→ What you have to do: Find every line in the data below that contains the string "icon", and copy each such line. Count a line only when the letters match in case.

→ Records supplied:
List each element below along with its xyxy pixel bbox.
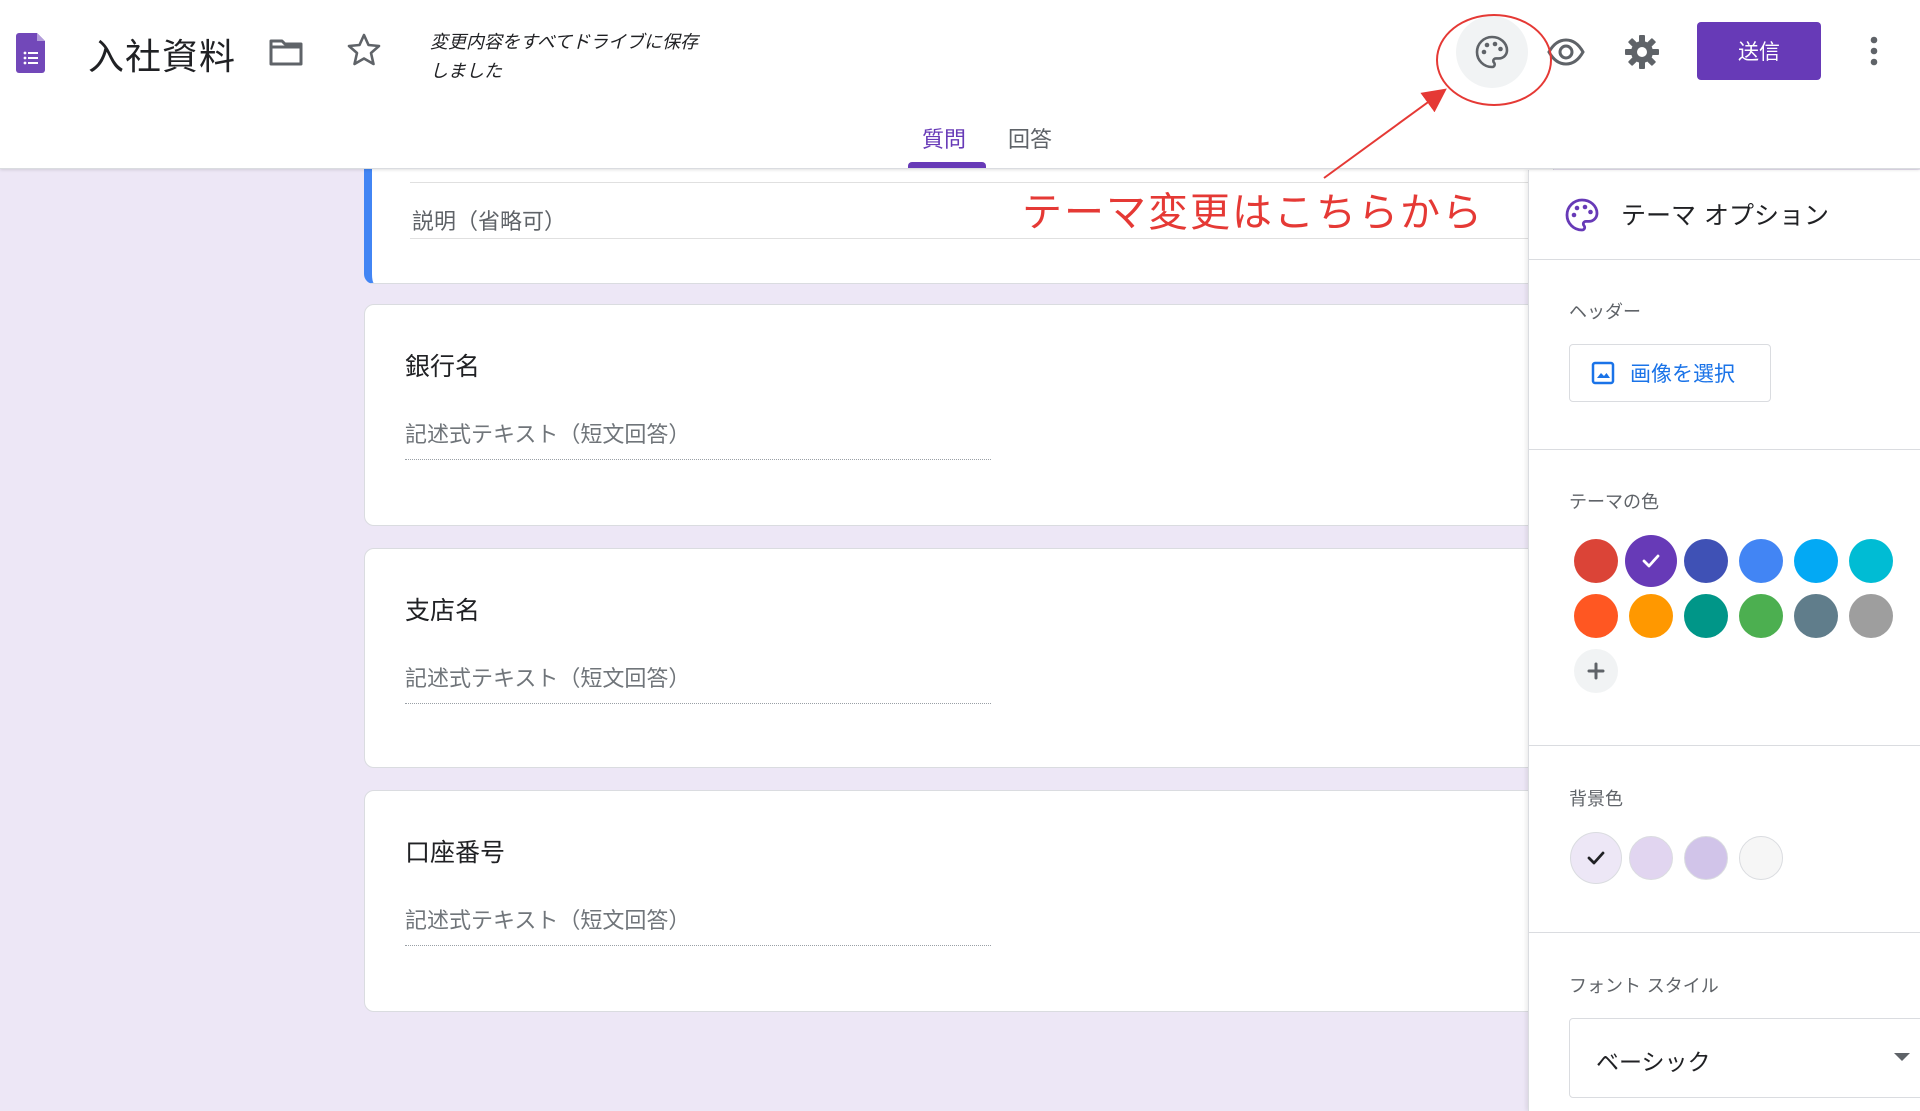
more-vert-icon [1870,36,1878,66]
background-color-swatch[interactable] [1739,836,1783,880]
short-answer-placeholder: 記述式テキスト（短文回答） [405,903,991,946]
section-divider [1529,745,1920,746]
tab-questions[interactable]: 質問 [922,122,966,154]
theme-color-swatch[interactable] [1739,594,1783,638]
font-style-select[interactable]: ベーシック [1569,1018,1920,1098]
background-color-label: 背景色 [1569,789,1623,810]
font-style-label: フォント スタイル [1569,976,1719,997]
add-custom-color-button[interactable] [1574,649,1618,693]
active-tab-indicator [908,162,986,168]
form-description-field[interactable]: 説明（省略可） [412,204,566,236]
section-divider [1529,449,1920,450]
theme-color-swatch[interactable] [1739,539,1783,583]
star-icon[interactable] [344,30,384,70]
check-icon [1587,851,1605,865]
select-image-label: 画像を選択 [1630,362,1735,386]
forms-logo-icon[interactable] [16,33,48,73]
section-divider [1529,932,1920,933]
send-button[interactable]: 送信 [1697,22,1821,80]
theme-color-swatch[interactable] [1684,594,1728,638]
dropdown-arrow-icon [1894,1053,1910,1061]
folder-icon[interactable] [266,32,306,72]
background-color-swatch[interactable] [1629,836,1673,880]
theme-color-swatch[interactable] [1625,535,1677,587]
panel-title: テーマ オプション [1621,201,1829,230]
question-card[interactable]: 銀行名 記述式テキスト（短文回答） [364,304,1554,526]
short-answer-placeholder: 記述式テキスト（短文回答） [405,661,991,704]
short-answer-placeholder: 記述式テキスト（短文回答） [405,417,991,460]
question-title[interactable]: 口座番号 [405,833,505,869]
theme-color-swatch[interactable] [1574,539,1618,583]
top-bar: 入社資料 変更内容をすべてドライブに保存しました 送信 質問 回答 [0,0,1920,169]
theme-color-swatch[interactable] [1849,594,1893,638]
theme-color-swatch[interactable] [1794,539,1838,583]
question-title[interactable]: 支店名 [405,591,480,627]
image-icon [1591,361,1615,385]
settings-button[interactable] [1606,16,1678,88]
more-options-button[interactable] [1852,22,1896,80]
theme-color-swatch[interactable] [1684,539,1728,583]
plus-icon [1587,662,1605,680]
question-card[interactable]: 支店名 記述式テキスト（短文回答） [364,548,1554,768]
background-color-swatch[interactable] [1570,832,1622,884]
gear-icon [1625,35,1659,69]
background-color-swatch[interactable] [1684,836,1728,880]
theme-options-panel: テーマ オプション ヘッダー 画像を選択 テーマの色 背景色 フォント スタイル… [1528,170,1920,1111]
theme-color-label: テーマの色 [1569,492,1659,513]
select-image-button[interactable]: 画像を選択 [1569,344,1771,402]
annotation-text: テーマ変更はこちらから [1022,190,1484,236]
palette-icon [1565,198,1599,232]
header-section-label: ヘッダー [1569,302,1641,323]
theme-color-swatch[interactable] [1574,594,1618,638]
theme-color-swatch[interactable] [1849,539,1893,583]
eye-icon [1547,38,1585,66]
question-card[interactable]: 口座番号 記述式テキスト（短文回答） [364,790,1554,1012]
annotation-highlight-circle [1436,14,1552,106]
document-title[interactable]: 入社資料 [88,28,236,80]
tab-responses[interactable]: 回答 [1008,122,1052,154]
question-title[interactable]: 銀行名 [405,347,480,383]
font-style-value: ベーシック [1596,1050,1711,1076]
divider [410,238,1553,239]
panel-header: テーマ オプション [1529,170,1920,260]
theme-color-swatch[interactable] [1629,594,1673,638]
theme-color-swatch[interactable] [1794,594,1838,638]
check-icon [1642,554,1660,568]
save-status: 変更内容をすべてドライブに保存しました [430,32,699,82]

→ Task answer:
more-vert-icon [1870,36,1878,66]
star-icon[interactable] [344,30,384,70]
check-icon [1587,851,1605,865]
forms-logo-icon[interactable] [16,33,48,73]
dropdown-arrow-icon [1894,1053,1910,1061]
folder-icon[interactable] [266,32,306,72]
image-icon [1591,361,1615,385]
plus-icon [1587,662,1605,680]
gear-icon [1625,35,1659,69]
palette-icon [1565,198,1599,232]
eye-icon [1547,38,1585,66]
check-icon [1642,554,1660,568]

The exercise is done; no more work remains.